What is being asked:
Work through the following lines and count those that hold the word "JSON". Reply with that number only.

(Figure record listings)
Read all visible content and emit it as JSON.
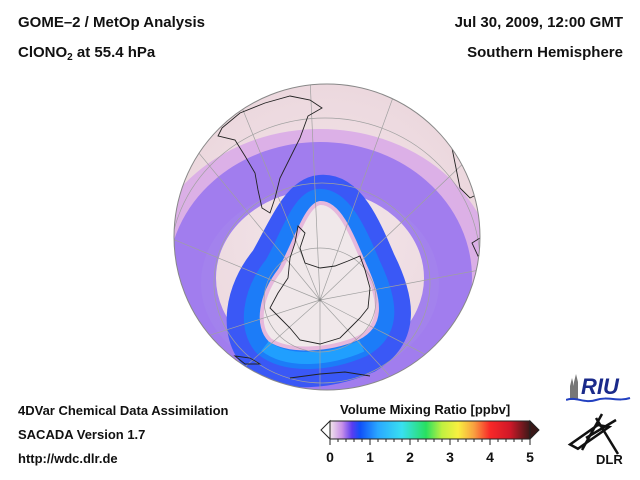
{
  "header": {
    "title": "GOME–2 / MetOp Analysis",
    "species_main": "ClONO",
    "species_sub": "2",
    "species_rest": " at 55.4 hPa",
    "date": "Jul 30, 2009, 12:00 GMT",
    "hemisphere": "Southern Hemisphere"
  },
  "footer": {
    "line1": "4DVar Chemical Data Assimilation",
    "line2": "SACADA Version 1.7",
    "line3": "http://wdc.dlr.de"
  },
  "colorbar": {
    "label": "Volume Mixing Ratio [ppbv]",
    "min": 0,
    "max": 5,
    "ticks": [
      "0",
      "1",
      "2",
      "3",
      "4",
      "5"
    ],
    "stops": [
      {
        "v": 0.0,
        "color": "#f2e6ea"
      },
      {
        "v": 0.3,
        "color": "#c890e8"
      },
      {
        "v": 0.55,
        "color": "#5a3cf0"
      },
      {
        "v": 0.75,
        "color": "#1050f8"
      },
      {
        "v": 1.2,
        "color": "#2aa8ff"
      },
      {
        "v": 1.8,
        "color": "#38e0f0"
      },
      {
        "v": 2.4,
        "color": "#28e060"
      },
      {
        "v": 2.8,
        "color": "#c0f040"
      },
      {
        "v": 3.2,
        "color": "#f8f040"
      },
      {
        "v": 3.6,
        "color": "#f8a040"
      },
      {
        "v": 4.0,
        "color": "#f82828"
      },
      {
        "v": 4.5,
        "color": "#d01828"
      },
      {
        "v": 5.0,
        "color": "#3a1818"
      }
    ]
  },
  "map": {
    "projection": "orthographic, South Pole view",
    "field": "ClONO2 collar around Antarctic polar vortex, max ~0.8 ppbv (blue ring), near 0 inside vortex"
  },
  "logos": {
    "riu": "RIU",
    "dlr": "DLR"
  }
}
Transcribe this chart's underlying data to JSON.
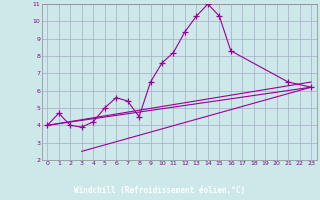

Right answer:
2